■ Problem description: Show every line where "name" occurs.

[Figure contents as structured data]
-------------------------
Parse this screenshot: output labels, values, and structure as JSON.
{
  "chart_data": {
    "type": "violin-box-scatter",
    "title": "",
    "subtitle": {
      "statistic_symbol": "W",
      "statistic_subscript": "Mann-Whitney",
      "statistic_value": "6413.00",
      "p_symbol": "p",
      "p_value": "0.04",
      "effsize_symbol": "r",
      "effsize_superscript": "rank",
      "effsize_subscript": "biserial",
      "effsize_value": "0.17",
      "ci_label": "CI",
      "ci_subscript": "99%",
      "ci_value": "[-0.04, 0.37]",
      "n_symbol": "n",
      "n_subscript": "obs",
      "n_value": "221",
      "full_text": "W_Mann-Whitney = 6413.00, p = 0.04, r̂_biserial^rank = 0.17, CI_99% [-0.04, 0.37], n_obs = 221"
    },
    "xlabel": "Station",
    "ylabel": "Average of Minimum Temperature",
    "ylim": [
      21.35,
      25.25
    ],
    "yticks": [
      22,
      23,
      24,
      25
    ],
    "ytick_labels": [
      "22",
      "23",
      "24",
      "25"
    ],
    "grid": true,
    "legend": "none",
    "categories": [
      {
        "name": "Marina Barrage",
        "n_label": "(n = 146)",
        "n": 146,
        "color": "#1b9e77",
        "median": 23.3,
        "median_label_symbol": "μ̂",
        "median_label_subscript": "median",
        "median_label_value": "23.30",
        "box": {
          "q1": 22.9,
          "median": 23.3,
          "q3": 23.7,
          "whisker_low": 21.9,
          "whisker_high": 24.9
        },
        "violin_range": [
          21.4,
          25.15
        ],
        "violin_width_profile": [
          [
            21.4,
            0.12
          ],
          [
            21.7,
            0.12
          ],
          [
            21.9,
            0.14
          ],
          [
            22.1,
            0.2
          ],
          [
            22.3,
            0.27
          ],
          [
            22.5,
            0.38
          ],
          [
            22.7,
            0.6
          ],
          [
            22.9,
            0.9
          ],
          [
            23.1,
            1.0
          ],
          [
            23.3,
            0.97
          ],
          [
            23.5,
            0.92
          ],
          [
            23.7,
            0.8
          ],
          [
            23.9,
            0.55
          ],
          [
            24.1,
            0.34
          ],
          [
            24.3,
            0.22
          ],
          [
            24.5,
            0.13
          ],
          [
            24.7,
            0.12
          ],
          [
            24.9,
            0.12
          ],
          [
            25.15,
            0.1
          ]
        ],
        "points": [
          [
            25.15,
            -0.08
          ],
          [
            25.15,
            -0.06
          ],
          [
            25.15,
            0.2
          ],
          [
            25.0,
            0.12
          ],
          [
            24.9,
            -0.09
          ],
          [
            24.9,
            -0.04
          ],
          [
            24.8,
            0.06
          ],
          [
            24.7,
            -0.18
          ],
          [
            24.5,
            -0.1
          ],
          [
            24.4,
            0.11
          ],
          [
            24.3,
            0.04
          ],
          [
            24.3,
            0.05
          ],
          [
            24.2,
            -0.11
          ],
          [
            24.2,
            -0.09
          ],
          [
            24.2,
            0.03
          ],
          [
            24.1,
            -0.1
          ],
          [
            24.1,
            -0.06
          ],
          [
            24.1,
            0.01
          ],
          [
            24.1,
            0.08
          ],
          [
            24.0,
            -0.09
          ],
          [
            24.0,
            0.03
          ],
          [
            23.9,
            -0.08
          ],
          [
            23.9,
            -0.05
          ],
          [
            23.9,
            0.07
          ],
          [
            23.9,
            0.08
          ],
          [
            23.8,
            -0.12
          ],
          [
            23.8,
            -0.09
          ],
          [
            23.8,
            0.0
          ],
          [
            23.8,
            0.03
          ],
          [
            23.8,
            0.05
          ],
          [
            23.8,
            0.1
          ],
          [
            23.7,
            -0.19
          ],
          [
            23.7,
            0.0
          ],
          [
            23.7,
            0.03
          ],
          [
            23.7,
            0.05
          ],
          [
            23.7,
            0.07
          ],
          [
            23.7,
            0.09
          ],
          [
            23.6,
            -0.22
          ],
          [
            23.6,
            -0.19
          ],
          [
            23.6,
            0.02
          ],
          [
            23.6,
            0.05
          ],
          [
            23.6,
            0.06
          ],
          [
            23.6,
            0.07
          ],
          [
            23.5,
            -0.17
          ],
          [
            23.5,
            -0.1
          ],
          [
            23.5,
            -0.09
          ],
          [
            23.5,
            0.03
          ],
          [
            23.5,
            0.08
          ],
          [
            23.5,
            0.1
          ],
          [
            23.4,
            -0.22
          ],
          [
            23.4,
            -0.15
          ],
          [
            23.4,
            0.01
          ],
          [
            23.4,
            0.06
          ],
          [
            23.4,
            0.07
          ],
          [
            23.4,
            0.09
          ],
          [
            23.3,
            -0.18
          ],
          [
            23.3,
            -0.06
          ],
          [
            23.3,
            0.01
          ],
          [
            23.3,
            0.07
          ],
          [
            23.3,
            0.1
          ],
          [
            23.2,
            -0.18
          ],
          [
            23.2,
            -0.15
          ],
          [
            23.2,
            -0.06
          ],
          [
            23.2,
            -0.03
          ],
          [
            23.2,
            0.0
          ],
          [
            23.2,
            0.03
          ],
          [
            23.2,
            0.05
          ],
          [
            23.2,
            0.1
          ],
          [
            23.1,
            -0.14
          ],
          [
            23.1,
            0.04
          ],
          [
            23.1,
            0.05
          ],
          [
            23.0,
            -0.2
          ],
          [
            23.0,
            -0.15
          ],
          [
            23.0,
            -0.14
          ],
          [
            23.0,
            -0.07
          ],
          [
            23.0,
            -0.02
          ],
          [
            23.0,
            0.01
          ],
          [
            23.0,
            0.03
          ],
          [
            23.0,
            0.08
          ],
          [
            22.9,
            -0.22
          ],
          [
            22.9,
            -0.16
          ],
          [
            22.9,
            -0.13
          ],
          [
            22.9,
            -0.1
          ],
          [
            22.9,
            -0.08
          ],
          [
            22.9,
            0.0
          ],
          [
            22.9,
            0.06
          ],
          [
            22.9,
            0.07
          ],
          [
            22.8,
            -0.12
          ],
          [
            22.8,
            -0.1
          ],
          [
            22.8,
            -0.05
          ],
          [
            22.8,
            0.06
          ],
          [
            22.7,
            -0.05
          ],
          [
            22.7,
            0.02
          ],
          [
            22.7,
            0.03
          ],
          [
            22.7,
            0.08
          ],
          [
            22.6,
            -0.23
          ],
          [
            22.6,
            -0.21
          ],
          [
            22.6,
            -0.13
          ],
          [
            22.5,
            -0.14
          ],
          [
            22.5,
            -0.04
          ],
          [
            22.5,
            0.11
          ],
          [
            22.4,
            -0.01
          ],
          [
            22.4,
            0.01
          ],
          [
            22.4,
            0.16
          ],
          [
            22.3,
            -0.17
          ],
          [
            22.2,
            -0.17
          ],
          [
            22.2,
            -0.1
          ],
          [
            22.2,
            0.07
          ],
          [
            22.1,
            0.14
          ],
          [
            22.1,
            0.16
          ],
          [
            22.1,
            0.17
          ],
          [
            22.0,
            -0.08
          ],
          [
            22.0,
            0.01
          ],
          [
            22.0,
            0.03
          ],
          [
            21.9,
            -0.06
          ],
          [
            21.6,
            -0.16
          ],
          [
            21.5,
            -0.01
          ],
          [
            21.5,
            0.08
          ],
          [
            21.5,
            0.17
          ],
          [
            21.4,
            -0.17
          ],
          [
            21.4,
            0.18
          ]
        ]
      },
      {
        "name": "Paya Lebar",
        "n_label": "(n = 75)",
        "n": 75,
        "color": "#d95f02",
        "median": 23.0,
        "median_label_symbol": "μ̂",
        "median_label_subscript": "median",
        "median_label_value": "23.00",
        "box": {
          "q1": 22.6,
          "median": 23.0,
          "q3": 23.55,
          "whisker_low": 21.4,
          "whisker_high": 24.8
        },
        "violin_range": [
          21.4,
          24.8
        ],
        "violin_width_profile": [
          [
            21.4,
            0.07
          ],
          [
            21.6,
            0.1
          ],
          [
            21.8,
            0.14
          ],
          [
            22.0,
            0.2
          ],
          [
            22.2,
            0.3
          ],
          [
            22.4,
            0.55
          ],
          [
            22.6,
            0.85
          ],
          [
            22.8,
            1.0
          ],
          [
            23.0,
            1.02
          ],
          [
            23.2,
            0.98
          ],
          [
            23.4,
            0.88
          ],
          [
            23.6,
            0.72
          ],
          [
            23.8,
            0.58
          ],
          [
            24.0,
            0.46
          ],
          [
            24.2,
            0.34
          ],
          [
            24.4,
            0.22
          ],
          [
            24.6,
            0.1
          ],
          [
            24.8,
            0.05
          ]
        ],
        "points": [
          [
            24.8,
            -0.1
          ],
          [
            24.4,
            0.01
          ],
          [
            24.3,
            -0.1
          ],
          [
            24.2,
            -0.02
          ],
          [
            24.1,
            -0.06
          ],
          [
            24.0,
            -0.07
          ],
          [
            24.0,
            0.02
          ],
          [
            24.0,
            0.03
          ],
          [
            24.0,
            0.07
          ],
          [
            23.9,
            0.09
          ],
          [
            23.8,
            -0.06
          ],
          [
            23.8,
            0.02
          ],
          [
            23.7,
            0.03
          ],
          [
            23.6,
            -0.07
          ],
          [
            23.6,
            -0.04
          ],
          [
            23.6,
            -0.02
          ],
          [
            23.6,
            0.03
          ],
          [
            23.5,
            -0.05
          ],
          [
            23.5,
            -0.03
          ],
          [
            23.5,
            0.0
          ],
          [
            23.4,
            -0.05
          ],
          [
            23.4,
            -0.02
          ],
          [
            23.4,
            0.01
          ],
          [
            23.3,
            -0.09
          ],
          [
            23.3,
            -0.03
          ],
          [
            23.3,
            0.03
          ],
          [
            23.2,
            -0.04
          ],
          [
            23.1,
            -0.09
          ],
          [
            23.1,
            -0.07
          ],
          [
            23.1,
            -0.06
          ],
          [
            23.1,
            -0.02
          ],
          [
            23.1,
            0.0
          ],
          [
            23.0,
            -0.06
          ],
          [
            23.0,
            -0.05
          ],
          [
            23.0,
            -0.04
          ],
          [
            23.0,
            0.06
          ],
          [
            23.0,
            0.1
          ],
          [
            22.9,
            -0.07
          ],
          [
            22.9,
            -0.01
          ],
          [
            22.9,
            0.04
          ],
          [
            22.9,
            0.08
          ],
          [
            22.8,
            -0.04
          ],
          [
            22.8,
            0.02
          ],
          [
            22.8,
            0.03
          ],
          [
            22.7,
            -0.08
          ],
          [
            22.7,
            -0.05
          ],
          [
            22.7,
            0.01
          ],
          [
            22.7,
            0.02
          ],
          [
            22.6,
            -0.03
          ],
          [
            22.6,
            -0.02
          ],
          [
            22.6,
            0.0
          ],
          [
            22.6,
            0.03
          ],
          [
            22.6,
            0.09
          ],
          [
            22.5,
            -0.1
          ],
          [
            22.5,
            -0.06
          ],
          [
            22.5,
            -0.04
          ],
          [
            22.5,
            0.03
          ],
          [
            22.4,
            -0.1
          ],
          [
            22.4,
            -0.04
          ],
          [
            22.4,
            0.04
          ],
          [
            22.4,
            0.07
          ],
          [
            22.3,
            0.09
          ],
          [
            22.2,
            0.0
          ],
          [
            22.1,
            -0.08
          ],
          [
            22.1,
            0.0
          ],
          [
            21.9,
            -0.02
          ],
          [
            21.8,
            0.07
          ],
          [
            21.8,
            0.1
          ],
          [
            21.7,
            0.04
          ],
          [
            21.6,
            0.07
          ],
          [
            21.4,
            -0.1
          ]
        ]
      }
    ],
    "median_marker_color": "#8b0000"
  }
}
-------------------------
■ Exercise answer:
        "name": "Marina Barrage",
        "name": "Paya Lebar",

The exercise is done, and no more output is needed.